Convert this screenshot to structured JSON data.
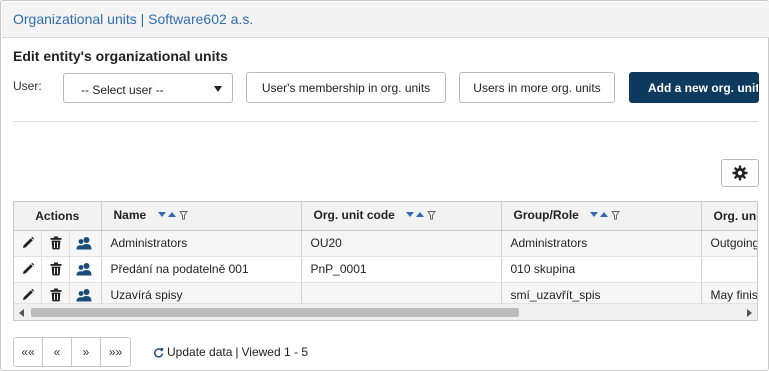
{
  "header": {
    "title": "Organizational units | Software602 a.s."
  },
  "section": {
    "title": "Edit entity's organizational units"
  },
  "user_filter": {
    "label": "User:",
    "selected": "-- Select user --"
  },
  "buttons": {
    "membership": "User's membership in org. units",
    "more": "Users in more org. units",
    "add": "Add a new org. unit"
  },
  "table": {
    "columns": {
      "actions": "Actions",
      "name": "Name",
      "code": "Org. unit code",
      "group": "Group/Role",
      "org": "Org. uni"
    },
    "rows": [
      {
        "name": "Administrators",
        "code": "OU20",
        "group": "Administrators",
        "org": "Outgoing"
      },
      {
        "name": "Předání na podatelně 001",
        "code": "PnP_0001",
        "group": "010 skupina",
        "org": ""
      },
      {
        "name": "Uzavírá spisy",
        "code": "",
        "group": "smí_uzavřít_spis",
        "org": "May finis"
      }
    ]
  },
  "pager": {
    "first": "««",
    "prev": "«",
    "next": "»",
    "last": "»»"
  },
  "status": {
    "update": "Update data",
    "separator": "|",
    "viewed": "Viewed 1 - 5"
  },
  "colors": {
    "accent": "#2f6db0",
    "primary_button": "#0d3a5e",
    "sort_arrow": "#2f6db0"
  }
}
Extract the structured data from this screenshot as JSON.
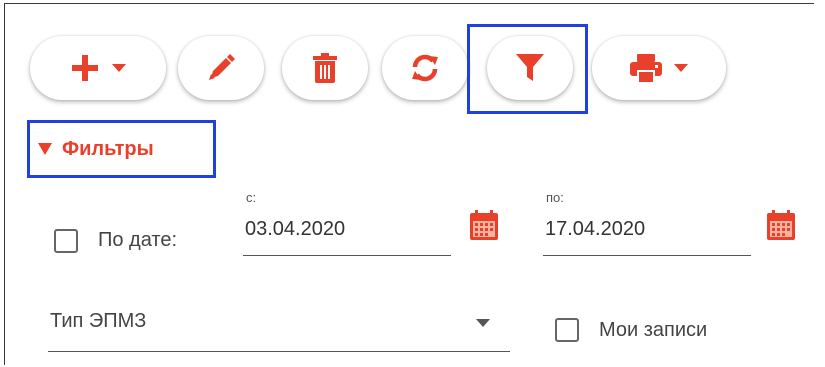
{
  "colors": {
    "accent": "#e8402a",
    "highlight": "#2040e0"
  },
  "toolbar": {
    "buttons": [
      {
        "icon": "plus-icon",
        "has_dropdown": true
      },
      {
        "icon": "pencil-icon",
        "has_dropdown": false
      },
      {
        "icon": "trash-icon",
        "has_dropdown": false
      },
      {
        "icon": "refresh-icon",
        "has_dropdown": false
      },
      {
        "icon": "filter-icon",
        "has_dropdown": false
      },
      {
        "icon": "print-icon",
        "has_dropdown": true
      }
    ]
  },
  "filters": {
    "toggle_label": "Фильтры",
    "by_date_label": "По дате:",
    "by_date_checked": false,
    "from_label": "с:",
    "from_value": "03.04.2020",
    "to_label": "по:",
    "to_value": "17.04.2020",
    "type_select_value": "Тип ЭПМЗ",
    "my_records_label": "Мои записи",
    "my_records_checked": false
  }
}
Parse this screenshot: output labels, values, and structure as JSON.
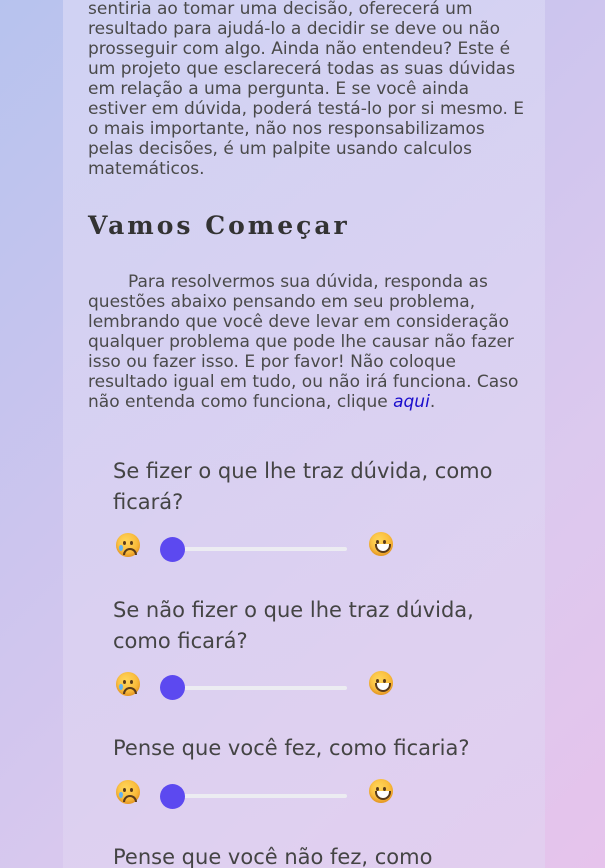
{
  "intro_text": "considerando suas emoções e como você se sentiria ao tomar uma decisão, oferecerá um resultado para ajudá-lo a decidir se deve ou não prosseguir com algo. Ainda não entendeu? Este é um projeto que esclarecerá todas as suas dúvidas em relação a uma pergunta. E se você ainda estiver em dúvida, poderá testá-lo por si mesmo. E o mais importante, não nos responsabilizamos pelas decisões, é um palpite usando calculos matemáticos.",
  "section_title": "Vamos Começar",
  "instructions": {
    "text": "Para resolvermos sua dúvida, responda as questões abaixo pensando em seu problema, lembrando que você deve levar em consideração qualquer problema que pode lhe causar não fazer isso ou fazer isso. E por favor! Não coloque resultado igual em tudo, ou não irá funciona. Caso não entenda como funciona, clique ",
    "link_label": "aqui",
    "suffix": "."
  },
  "questions": [
    {
      "label": "Se fizer o que lhe traz dúvida, como ficará?",
      "value": 0,
      "min_icon": "crying-face-icon",
      "max_icon": "grinning-face-icon"
    },
    {
      "label": "Se não fizer o que lhe traz dúvida, como ficará?",
      "value": 0,
      "min_icon": "crying-face-icon",
      "max_icon": "grinning-face-icon"
    },
    {
      "label": "Pense que você fez, como ficaria?",
      "value": 0,
      "min_icon": "crying-face-icon",
      "max_icon": "grinning-face-icon"
    },
    {
      "label": "Pense que você não fez, como"
    }
  ],
  "colors": {
    "accent": "#5c49f0",
    "link": "#1a0dcc"
  }
}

Your task
Make an exact copy of the whole listing, but don't bring over any pictures.

Result of the task
Convert this screenshot to structured JSON data.
{
  "header": {
    "title": "Organizational units | Software602 a.s."
  },
  "section": {
    "title": "Edit entity's organizational units"
  },
  "user_filter": {
    "label": "User:",
    "selected": "-- Select user --"
  },
  "buttons": {
    "membership": "User's membership in org. units",
    "more": "Users in more org. units",
    "add": "Add a new org. unit"
  },
  "table": {
    "columns": {
      "actions": "Actions",
      "name": "Name",
      "code": "Org. unit code",
      "group": "Group/Role",
      "org": "Org. uni"
    },
    "rows": [
      {
        "name": "Administrators",
        "code": "OU20",
        "group": "Administrators",
        "org": "Outgoing"
      },
      {
        "name": "Předání na podatelně 001",
        "code": "PnP_0001",
        "group": "010 skupina",
        "org": ""
      },
      {
        "name": "Uzavírá spisy",
        "code": "",
        "group": "smí_uzavřít_spis",
        "org": "May finis"
      }
    ]
  },
  "pager": {
    "first": "««",
    "prev": "«",
    "next": "»",
    "last": "»»"
  },
  "status": {
    "update": "Update data",
    "separator": "|",
    "viewed": "Viewed 1 - 5"
  },
  "colors": {
    "accent": "#2f6db0",
    "primary_button": "#0d3a5e",
    "sort_arrow": "#2f6db0"
  }
}
Extract the structured data from this screenshot as JSON.
{
  "colors": {
    "accent": "#e8402a",
    "highlight": "#2040e0"
  },
  "toolbar": {
    "buttons": [
      {
        "icon": "plus-icon",
        "has_dropdown": true
      },
      {
        "icon": "pencil-icon",
        "has_dropdown": false
      },
      {
        "icon": "trash-icon",
        "has_dropdown": false
      },
      {
        "icon": "refresh-icon",
        "has_dropdown": false
      },
      {
        "icon": "filter-icon",
        "has_dropdown": false
      },
      {
        "icon": "print-icon",
        "has_dropdown": true
      }
    ]
  },
  "filters": {
    "toggle_label": "Фильтры",
    "by_date_label": "По дате:",
    "by_date_checked": false,
    "from_label": "с:",
    "from_value": "03.04.2020",
    "to_label": "по:",
    "to_value": "17.04.2020",
    "type_select_value": "Тип ЭПМЗ",
    "my_records_label": "Мои записи",
    "my_records_checked": false
  }
}
Parse this screenshot: output labels, values, and structure as JSON.
{
  "intro_text": "considerando suas emoções e como você se sentiria ao tomar uma decisão, oferecerá um resultado para ajudá-lo a decidir se deve ou não prosseguir com algo. Ainda não entendeu? Este é um projeto que esclarecerá todas as suas dúvidas em relação a uma pergunta. E se você ainda estiver em dúvida, poderá testá-lo por si mesmo. E o mais importante, não nos responsabilizamos pelas decisões, é um palpite usando calculos matemáticos.",
  "section_title": "Vamos Começar",
  "instructions": {
    "text": "Para resolvermos sua dúvida, responda as questões abaixo pensando em seu problema, lembrando que você deve levar em consideração qualquer problema que pode lhe causar não fazer isso ou fazer isso. E por favor! Não coloque resultado igual em tudo, ou não irá funciona. Caso não entenda como funciona, clique ",
    "link_label": "aqui",
    "suffix": "."
  },
  "questions": [
    {
      "label": "Se fizer o que lhe traz dúvida, como ficará?",
      "value": 0,
      "min_icon": "crying-face-icon",
      "max_icon": "grinning-face-icon"
    },
    {
      "label": "Se não fizer o que lhe traz dúvida, como ficará?",
      "value": 0,
      "min_icon": "crying-face-icon",
      "max_icon": "grinning-face-icon"
    },
    {
      "label": "Pense que você fez, como ficaria?",
      "value": 0,
      "min_icon": "crying-face-icon",
      "max_icon": "grinning-face-icon"
    },
    {
      "label": "Pense que você não fez, como"
    }
  ],
  "colors": {
    "accent": "#5c49f0",
    "link": "#1a0dcc"
  }
}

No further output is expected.